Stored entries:
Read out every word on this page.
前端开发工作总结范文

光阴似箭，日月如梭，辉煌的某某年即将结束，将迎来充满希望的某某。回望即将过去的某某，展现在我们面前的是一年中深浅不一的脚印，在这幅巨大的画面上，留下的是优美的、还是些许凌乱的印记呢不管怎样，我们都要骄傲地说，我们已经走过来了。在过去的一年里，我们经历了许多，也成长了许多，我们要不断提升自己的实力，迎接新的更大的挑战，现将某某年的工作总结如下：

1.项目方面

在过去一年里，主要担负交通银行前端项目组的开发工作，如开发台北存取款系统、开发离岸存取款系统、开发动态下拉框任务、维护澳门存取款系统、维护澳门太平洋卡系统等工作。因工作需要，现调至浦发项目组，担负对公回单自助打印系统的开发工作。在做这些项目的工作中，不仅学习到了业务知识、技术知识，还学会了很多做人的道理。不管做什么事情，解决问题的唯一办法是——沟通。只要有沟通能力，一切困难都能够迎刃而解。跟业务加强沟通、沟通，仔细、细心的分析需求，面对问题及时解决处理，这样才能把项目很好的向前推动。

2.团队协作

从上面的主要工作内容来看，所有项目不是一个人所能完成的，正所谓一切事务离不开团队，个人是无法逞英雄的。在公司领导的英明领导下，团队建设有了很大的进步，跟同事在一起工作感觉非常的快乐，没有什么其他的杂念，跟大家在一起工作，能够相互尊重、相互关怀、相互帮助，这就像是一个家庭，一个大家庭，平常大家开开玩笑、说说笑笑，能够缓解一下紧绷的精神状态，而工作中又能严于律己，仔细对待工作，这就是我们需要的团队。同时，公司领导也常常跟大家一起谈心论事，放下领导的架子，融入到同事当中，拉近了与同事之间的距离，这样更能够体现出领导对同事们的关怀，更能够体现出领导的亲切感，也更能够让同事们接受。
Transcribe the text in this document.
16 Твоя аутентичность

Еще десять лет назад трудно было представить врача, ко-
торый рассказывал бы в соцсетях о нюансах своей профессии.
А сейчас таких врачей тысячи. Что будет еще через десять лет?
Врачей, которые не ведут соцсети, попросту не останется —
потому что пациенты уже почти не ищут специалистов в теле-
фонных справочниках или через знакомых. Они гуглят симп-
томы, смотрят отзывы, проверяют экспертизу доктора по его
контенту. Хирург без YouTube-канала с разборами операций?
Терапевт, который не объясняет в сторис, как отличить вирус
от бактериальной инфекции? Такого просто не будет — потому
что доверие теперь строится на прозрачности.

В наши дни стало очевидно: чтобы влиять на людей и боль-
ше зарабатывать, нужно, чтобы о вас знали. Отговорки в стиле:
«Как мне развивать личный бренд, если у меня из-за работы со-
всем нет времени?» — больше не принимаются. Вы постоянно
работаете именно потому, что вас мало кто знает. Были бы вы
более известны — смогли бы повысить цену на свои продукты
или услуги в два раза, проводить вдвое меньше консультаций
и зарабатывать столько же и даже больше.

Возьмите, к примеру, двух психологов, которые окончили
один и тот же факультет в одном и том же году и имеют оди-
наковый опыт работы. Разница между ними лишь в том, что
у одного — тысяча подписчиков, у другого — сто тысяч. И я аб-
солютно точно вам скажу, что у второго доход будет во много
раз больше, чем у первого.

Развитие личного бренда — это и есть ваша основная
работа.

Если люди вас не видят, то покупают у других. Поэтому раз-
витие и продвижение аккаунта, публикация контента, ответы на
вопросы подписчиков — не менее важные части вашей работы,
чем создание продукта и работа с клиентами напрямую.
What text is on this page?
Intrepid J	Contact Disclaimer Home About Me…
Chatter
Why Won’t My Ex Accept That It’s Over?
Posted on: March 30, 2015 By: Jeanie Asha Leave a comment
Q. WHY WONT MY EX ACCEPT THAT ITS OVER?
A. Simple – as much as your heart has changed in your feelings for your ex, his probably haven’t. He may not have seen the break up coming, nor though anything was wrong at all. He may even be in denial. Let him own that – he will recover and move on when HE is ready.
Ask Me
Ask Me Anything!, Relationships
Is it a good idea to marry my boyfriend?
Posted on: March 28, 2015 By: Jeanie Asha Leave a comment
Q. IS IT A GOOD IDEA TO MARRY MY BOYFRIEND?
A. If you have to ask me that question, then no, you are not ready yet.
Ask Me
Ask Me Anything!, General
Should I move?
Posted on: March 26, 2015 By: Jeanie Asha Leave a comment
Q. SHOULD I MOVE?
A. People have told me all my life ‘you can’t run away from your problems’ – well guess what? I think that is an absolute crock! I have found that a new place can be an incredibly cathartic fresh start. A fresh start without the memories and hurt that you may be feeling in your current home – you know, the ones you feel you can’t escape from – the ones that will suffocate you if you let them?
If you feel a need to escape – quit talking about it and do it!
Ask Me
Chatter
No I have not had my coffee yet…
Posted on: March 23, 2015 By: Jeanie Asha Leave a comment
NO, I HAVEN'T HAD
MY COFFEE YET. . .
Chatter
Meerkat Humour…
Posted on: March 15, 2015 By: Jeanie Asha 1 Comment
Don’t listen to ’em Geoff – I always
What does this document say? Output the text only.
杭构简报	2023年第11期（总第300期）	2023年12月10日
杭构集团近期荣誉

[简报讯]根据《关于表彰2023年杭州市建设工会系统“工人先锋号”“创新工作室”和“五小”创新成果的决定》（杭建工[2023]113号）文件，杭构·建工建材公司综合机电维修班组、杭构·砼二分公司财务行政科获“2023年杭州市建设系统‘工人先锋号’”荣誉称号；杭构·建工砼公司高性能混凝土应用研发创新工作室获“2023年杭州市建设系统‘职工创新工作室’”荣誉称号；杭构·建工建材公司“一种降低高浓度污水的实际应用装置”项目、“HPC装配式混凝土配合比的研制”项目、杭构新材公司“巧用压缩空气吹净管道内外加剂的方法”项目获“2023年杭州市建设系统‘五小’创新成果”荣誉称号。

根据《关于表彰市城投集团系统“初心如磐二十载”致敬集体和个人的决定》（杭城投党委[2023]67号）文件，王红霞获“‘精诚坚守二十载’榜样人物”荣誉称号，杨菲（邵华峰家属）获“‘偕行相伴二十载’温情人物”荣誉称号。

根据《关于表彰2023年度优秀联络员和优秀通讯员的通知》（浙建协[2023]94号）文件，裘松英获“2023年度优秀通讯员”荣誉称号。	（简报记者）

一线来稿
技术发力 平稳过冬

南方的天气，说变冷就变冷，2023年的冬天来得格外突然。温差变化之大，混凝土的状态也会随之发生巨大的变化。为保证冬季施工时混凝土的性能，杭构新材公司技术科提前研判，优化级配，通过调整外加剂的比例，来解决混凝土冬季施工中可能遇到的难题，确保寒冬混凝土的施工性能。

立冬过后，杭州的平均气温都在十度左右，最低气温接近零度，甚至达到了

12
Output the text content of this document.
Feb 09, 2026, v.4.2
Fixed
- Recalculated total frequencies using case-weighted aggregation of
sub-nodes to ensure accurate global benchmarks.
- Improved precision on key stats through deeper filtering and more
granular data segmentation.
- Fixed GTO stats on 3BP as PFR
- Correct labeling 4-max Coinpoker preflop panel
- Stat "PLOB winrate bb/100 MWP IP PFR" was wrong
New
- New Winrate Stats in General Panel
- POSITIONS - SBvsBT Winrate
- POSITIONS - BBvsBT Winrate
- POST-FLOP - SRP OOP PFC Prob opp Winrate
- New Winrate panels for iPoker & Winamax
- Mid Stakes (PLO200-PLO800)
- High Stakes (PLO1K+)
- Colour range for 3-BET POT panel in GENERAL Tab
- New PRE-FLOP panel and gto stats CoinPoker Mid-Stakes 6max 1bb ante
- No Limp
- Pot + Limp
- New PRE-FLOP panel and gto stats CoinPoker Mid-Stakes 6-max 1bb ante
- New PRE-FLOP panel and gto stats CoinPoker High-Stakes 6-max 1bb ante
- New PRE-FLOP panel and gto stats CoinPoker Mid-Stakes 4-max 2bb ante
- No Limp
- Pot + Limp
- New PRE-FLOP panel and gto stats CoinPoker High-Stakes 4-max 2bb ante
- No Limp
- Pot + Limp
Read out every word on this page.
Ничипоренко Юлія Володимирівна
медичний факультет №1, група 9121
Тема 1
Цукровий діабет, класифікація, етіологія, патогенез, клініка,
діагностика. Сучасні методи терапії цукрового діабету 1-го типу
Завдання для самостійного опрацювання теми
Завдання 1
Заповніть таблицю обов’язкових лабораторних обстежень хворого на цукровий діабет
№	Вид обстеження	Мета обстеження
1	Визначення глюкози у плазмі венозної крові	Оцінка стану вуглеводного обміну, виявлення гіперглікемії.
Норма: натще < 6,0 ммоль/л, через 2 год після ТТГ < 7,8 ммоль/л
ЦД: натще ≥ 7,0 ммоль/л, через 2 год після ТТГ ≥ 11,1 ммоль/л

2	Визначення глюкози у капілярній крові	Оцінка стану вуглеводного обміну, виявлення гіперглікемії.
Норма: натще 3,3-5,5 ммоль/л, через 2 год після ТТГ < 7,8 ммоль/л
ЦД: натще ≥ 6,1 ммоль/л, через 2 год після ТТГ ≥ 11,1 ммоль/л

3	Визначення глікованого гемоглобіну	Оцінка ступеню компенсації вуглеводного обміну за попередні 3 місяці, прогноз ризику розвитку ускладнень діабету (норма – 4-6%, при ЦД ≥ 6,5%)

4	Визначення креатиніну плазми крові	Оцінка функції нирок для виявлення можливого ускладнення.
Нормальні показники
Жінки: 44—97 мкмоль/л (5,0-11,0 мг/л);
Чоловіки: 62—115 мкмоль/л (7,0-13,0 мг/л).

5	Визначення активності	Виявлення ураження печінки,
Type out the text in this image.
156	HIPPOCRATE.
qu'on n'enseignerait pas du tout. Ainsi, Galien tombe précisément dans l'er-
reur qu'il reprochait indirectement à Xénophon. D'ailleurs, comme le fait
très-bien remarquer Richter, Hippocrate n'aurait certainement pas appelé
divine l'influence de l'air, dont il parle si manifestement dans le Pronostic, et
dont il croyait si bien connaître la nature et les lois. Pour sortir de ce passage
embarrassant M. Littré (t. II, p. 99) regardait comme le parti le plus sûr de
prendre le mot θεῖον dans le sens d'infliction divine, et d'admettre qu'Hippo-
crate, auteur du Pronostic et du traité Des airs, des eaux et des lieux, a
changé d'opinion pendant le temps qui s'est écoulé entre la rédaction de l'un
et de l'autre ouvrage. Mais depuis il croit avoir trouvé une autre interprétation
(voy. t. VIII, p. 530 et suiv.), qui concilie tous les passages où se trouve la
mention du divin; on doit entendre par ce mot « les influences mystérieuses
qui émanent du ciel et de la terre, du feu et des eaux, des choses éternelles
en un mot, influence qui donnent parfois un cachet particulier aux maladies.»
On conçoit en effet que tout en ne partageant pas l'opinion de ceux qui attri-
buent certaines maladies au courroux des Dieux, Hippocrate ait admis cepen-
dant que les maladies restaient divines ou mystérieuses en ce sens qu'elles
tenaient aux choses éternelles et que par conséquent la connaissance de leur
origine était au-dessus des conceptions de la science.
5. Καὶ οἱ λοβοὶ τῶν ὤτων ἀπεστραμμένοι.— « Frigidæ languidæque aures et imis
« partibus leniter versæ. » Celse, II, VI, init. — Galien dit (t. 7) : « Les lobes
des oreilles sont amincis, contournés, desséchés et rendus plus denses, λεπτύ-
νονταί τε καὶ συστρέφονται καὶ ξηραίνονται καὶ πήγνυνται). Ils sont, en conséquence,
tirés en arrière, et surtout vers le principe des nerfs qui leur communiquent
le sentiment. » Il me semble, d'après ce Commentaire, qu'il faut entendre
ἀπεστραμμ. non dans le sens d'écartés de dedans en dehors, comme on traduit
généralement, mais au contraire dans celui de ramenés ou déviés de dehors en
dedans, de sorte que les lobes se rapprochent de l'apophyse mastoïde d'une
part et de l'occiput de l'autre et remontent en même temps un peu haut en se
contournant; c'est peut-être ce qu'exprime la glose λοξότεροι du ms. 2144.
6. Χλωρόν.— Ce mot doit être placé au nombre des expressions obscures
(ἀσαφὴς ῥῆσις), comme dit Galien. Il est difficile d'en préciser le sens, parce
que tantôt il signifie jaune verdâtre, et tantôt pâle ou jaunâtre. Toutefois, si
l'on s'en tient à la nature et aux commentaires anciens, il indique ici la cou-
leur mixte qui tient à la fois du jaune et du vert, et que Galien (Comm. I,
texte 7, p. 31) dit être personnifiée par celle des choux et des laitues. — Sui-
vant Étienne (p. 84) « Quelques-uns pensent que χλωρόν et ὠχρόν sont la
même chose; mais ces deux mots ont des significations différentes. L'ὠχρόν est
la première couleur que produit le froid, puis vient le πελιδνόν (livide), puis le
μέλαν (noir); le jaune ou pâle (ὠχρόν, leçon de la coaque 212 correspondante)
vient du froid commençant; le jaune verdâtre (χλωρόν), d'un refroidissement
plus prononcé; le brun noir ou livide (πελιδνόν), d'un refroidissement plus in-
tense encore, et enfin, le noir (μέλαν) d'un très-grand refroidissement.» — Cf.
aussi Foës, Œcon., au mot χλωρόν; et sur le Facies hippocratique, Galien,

#### What the task requires:
Copy every line of the records above that contains "діабету".

#### Result below:
діагностика. Сучасні методи терапії цукрового діабету 1-го типу
3	Визначення глікованого гемоглобіну	Оцінка ступеню компенсації вуглеводного обміну за попередні 3 місяці, прогноз ризику розвитку ускладнень діабету (норма – 4-6%, при ЦД ≥ 6,5%)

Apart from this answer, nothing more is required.